# [Request]
Return all the data, word for word.

# [Dataset content]
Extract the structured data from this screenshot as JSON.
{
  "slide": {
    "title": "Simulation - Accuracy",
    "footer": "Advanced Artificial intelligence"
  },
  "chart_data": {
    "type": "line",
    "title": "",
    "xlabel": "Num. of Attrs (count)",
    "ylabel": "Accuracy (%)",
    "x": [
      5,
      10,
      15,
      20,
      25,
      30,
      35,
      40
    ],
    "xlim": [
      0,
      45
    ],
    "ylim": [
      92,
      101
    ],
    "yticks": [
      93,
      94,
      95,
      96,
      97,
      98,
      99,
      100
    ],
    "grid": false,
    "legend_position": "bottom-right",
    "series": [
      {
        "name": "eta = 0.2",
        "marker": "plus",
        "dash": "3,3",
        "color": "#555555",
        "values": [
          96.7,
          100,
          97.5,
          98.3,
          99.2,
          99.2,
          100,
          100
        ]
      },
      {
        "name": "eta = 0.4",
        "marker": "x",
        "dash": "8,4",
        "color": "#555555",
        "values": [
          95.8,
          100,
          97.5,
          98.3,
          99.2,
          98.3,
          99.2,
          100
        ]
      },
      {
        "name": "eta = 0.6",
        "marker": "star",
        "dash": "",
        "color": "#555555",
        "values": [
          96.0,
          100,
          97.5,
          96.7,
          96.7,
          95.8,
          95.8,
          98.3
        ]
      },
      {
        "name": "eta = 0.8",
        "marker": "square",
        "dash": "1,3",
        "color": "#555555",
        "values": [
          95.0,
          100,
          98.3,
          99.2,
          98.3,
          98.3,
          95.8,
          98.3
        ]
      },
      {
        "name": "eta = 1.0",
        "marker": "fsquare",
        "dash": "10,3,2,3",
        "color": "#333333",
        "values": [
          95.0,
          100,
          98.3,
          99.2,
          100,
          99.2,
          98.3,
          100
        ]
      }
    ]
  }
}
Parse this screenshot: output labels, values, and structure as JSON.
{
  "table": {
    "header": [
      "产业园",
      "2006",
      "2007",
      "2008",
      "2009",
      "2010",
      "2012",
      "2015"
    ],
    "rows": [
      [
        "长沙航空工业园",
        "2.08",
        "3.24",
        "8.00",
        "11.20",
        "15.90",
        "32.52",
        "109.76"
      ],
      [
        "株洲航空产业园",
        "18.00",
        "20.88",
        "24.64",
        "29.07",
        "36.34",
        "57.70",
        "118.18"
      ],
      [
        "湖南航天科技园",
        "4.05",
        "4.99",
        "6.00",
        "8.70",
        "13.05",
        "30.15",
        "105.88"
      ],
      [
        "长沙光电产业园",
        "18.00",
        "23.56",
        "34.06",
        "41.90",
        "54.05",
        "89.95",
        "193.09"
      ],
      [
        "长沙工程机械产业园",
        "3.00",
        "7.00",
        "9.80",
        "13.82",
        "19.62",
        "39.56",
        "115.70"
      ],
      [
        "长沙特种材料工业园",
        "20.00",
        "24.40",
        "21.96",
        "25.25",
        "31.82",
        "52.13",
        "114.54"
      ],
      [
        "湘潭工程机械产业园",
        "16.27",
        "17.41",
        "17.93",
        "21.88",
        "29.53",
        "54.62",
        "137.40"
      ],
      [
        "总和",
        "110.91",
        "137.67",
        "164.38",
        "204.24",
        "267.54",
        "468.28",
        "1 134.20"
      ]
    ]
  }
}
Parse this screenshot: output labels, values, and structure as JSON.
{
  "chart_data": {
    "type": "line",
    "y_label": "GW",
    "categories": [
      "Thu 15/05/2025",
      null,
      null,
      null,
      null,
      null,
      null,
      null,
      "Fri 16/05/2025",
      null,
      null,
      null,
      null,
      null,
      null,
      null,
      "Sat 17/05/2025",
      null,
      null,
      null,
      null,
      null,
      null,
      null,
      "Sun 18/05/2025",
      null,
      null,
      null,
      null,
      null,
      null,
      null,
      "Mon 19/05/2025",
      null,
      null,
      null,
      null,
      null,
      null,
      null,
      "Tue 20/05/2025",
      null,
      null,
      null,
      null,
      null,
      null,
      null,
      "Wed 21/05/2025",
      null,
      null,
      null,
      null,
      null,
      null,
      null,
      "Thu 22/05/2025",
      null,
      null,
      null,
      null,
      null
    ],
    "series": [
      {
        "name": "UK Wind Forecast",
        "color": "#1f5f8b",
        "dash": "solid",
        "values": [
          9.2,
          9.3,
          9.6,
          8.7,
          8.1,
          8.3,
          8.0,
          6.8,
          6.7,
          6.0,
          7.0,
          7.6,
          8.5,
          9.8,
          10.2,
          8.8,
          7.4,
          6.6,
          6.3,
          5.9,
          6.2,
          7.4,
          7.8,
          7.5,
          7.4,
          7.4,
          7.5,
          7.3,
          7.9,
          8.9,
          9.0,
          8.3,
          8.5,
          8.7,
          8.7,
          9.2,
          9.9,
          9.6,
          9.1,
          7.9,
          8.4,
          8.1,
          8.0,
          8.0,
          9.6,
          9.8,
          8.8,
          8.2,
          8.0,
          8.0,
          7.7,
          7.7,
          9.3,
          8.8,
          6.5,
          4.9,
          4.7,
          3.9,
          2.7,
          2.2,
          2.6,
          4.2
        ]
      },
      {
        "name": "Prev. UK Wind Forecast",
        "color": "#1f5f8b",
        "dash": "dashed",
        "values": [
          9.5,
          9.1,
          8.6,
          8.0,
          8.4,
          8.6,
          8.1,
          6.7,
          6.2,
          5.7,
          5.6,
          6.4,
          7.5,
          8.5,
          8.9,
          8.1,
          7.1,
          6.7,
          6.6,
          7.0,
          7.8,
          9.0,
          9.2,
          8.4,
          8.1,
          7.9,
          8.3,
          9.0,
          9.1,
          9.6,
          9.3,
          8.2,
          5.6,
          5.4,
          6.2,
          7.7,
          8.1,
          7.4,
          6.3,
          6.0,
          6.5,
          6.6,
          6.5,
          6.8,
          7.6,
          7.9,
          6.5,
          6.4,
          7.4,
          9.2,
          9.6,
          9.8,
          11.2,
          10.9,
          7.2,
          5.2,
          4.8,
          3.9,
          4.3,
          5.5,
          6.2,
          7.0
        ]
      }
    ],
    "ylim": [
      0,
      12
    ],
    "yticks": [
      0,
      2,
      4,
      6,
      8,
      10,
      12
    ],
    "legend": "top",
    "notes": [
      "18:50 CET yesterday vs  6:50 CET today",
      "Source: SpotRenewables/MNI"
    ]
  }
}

# [Correct output]
Extract the structured data from this screenshot as JSON.
{
  "slide": {
    "title": "Simulation - Accuracy",
    "footer": "Advanced Artificial intelligence"
  },
  "chart_data": {
    "type": "line",
    "title": "",
    "xlabel": "Num. of Attrs (count)",
    "ylabel": "Accuracy (%)",
    "x": [
      5,
      10,
      15,
      20,
      25,
      30,
      35,
      40
    ],
    "xlim": [
      0,
      45
    ],
    "ylim": [
      92,
      101
    ],
    "yticks": [
      93,
      94,
      95,
      96,
      97,
      98,
      99,
      100
    ],
    "grid": false,
    "legend_position": "bottom-right",
    "series": [
      {
        "name": "eta = 0.2",
        "marker": "plus",
        "dash": "3,3",
        "color": "#555555",
        "values": [
          96.7,
          100,
          97.5,
          98.3,
          99.2,
          99.2,
          100,
          100
        ]
      },
      {
        "name": "eta = 0.4",
        "marker": "x",
        "dash": "8,4",
        "color": "#555555",
        "values": [
          95.8,
          100,
          97.5,
          98.3,
          99.2,
          98.3,
          99.2,
          100
        ]
      },
      {
        "name": "eta = 0.6",
        "marker": "star",
        "dash": "",
        "color": "#555555",
        "values": [
          96.0,
          100,
          97.5,
          96.7,
          96.7,
          95.8,
          95.8,
          98.3
        ]
      },
      {
        "name": "eta = 0.8",
        "marker": "square",
        "dash": "1,3",
        "color": "#555555",
        "values": [
          95.0,
          100,
          98.3,
          99.2,
          98.3,
          98.3,
          95.8,
          98.3
        ]
      },
      {
        "name": "eta = 1.0",
        "marker": "fsquare",
        "dash": "10,3,2,3",
        "color": "#333333",
        "values": [
          95.0,
          100,
          98.3,
          99.2,
          100,
          99.2,
          98.3,
          100
        ]
      }
    ]
  }
}
Parse this screenshot: output labels, values, and structure as JSON.
{
  "table": {
    "header": [
      "产业园",
      "2006",
      "2007",
      "2008",
      "2009",
      "2010",
      "2012",
      "2015"
    ],
    "rows": [
      [
        "长沙航空工业园",
        "2.08",
        "3.24",
        "8.00",
        "11.20",
        "15.90",
        "32.52",
        "109.76"
      ],
      [
        "株洲航空产业园",
        "18.00",
        "20.88",
        "24.64",
        "29.07",
        "36.34",
        "57.70",
        "118.18"
      ],
      [
        "湖南航天科技园",
        "4.05",
        "4.99",
        "6.00",
        "8.70",
        "13.05",
        "30.15",
        "105.88"
      ],
      [
        "长沙光电产业园",
        "18.00",
        "23.56",
        "34.06",
        "41.90",
        "54.05",
        "89.95",
        "193.09"
      ],
      [
        "长沙工程机械产业园",
        "3.00",
        "7.00",
        "9.80",
        "13.82",
        "19.62",
        "39.56",
        "115.70"
      ],
      [
        "长沙特种材料工业园",
        "20.00",
        "24.40",
        "21.96",
        "25.25",
        "31.82",
        "52.13",
        "114.54"
      ],
      [
        "湘潭工程机械产业园",
        "16.27",
        "17.41",
        "17.93",
        "21.88",
        "29.53",
        "54.62",
        "137.40"
      ],
      [
        "总和",
        "110.91",
        "137.67",
        "164.38",
        "204.24",
        "267.54",
        "468.28",
        "1 134.20"
      ]
    ]
  }
}
Parse this screenshot: output labels, values, and structure as JSON.
{
  "chart_data": {
    "type": "line",
    "y_label": "GW",
    "categories": [
      "Thu 15/05/2025",
      null,
      null,
      null,
      null,
      null,
      null,
      null,
      "Fri 16/05/2025",
      null,
      null,
      null,
      null,
      null,
      null,
      null,
      "Sat 17/05/2025",
      null,
      null,
      null,
      null,
      null,
      null,
      null,
      "Sun 18/05/2025",
      null,
      null,
      null,
      null,
      null,
      null,
      null,
      "Mon 19/05/2025",
      null,
      null,
      null,
      null,
      null,
      null,
      null,
      "Tue 20/05/2025",
      null,
      null,
      null,
      null,
      null,
      null,
      null,
      "Wed 21/05/2025",
      null,
      null,
      null,
      null,
      null,
      null,
      null,
      "Thu 22/05/2025",
      null,
      null,
      null,
      null,
      null
    ],
    "series": [
      {
        "name": "UK Wind Forecast",
        "color": "#1f5f8b",
        "dash": "solid",
        "values": [
          9.2,
          9.3,
          9.6,
          8.7,
          8.1,
          8.3,
          8.0,
          6.8,
          6.7,
          6.0,
          7.0,
          7.6,
          8.5,
          9.8,
          10.2,
          8.8,
          7.4,
          6.6,
          6.3,
          5.9,
          6.2,
          7.4,
          7.8,
          7.5,
          7.4,
          7.4,
          7.5,
          7.3,
          7.9,
          8.9,
          9.0,
          8.3,
          8.5,
          8.7,
          8.7,
          9.2,
          9.9,
          9.6,
          9.1,
          7.9,
          8.4,
          8.1,
          8.0,
          8.0,
          9.6,
          9.8,
          8.8,
          8.2,
          8.0,
          8.0,
          7.7,
          7.7,
          9.3,
          8.8,
          6.5,
          4.9,
          4.7,
          3.9,
          2.7,
          2.2,
          2.6,
          4.2
        ]
      },
      {
        "name": "Prev. UK Wind Forecast",
        "color": "#1f5f8b",
        "dash": "dashed",
        "values": [
          9.5,
          9.1,
          8.6,
          8.0,
          8.4,
          8.6,
          8.1,
          6.7,
          6.2,
          5.7,
          5.6,
          6.4,
          7.5,
          8.5,
          8.9,
          8.1,
          7.1,
          6.7,
          6.6,
          7.0,
          7.8,
          9.0,
          9.2,
          8.4,
          8.1,
          7.9,
          8.3,
          9.0,
          9.1,
          9.6,
          9.3,
          8.2,
          5.6,
          5.4,
          6.2,
          7.7,
          8.1,
          7.4,
          6.3,
          6.0,
          6.5,
          6.6,
          6.5,
          6.8,
          7.6,
          7.9,
          6.5,
          6.4,
          7.4,
          9.2,
          9.6,
          9.8,
          11.2,
          10.9,
          7.2,
          5.2,
          4.8,
          3.9,
          4.3,
          5.5,
          6.2,
          7.0
        ]
      }
    ],
    "ylim": [
      0,
      12
    ],
    "yticks": [
      0,
      2,
      4,
      6,
      8,
      10,
      12
    ],
    "legend": "top",
    "notes": [
      "18:50 CET yesterday vs  6:50 CET today",
      "Source: SpotRenewables/MNI"
    ]
  }
}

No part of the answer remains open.